**TASK DATA:**

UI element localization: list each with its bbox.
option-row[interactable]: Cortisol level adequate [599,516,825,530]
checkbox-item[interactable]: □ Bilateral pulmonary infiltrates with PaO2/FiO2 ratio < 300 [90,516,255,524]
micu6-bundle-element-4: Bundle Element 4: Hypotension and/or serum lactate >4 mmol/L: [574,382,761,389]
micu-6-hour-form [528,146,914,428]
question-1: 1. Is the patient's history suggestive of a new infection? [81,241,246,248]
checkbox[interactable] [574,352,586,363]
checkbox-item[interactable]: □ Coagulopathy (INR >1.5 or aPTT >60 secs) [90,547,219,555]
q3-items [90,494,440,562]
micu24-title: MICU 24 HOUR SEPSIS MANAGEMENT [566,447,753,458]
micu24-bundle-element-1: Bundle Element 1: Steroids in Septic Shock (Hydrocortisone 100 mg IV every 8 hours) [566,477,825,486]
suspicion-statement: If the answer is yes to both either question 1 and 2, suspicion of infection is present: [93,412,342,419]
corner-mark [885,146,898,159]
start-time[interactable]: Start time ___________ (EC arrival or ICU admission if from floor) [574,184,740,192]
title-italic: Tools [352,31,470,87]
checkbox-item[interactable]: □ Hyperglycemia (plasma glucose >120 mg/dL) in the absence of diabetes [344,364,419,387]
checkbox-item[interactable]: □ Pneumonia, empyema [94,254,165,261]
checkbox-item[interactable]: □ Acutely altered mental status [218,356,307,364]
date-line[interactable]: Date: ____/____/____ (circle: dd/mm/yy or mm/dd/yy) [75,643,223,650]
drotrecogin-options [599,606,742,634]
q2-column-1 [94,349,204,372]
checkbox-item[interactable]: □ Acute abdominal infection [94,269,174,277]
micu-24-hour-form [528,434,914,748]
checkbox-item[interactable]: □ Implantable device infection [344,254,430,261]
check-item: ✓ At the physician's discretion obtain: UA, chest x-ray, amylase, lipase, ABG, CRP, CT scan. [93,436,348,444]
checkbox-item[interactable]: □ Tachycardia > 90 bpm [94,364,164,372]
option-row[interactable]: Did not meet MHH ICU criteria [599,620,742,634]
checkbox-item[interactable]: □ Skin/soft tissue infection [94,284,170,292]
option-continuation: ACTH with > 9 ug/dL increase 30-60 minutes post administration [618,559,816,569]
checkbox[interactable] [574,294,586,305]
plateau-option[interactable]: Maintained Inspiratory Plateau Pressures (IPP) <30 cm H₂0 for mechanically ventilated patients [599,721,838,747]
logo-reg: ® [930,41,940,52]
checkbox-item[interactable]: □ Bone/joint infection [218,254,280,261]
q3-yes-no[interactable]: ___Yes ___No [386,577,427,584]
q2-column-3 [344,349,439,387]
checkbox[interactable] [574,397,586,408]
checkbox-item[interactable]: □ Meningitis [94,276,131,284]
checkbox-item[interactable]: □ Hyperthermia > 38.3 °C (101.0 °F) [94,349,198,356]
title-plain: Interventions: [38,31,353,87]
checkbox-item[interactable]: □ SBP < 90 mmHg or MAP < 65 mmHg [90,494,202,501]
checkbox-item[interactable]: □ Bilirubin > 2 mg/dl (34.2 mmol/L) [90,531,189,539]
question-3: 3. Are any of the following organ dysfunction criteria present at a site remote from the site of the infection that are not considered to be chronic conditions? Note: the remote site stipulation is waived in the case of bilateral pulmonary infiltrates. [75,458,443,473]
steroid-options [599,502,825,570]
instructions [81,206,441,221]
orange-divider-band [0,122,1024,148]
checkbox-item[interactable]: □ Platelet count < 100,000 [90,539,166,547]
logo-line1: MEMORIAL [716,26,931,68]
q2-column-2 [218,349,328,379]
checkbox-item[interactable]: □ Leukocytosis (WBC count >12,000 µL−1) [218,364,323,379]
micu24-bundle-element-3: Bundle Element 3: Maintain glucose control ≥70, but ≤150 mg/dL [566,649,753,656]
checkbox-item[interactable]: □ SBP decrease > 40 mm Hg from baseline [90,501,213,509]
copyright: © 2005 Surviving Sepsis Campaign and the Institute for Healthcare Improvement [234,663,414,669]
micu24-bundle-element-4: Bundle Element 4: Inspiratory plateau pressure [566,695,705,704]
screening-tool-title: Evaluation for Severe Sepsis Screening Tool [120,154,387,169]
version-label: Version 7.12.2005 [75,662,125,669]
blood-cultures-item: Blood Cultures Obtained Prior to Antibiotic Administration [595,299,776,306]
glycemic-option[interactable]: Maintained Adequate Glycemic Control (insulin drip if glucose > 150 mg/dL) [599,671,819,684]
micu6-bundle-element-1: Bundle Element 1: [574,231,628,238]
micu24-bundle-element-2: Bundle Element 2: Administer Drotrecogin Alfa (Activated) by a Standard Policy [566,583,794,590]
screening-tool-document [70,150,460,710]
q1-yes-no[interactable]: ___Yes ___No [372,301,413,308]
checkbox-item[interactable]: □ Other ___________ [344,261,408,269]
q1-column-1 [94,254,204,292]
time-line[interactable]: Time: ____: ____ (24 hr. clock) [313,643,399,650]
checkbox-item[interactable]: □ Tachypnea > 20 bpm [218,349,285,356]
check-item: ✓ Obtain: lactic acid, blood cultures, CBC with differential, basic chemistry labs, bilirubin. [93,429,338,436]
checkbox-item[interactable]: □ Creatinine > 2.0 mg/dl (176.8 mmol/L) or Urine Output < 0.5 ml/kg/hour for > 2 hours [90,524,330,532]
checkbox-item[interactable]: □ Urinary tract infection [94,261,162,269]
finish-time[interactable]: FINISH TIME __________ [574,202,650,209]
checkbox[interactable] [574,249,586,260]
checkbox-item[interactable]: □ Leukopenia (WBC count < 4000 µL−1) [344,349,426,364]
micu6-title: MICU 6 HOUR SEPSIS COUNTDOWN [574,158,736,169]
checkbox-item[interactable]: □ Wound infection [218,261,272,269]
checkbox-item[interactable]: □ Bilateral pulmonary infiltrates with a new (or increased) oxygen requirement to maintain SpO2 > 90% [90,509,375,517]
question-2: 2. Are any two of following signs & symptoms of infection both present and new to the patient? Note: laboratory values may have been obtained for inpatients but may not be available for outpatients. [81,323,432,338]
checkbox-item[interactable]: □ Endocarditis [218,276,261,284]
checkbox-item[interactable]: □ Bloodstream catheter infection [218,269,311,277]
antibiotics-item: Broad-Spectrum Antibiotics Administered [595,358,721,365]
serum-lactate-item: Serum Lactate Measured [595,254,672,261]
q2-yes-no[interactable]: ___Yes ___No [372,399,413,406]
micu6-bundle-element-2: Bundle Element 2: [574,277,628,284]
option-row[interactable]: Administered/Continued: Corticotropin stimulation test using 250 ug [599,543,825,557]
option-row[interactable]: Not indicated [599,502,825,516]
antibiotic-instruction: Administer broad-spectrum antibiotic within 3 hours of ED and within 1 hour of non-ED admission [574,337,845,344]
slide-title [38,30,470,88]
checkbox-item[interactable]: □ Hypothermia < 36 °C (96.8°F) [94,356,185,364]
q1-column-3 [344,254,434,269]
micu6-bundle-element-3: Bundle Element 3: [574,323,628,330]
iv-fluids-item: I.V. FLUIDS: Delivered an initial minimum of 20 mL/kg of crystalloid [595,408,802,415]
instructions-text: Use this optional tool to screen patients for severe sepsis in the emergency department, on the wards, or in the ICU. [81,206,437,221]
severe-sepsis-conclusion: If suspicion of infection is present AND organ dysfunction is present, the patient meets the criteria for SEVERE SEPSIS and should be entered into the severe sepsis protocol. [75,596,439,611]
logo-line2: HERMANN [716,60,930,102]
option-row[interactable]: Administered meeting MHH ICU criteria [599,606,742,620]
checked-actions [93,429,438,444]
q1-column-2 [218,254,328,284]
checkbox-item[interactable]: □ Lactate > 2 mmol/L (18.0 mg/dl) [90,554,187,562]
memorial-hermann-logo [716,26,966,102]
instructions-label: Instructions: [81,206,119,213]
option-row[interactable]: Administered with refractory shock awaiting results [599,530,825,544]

**EXERCISE DETAILS:** The response must contain each line above that holds the string "suspicion".

**RESULT FOR THIS EXERCISE:**
suspicion-statement: If the answer is yes to both either question 1 and 2, suspicion of infection is present: [93,412,342,419]
severe-sepsis-conclusion: If suspicion of infection is present AND organ dysfunction is present, the patient meets the criteria for SEVERE SEPSIS and should be entered into the severe sepsis protocol. [75,596,439,611]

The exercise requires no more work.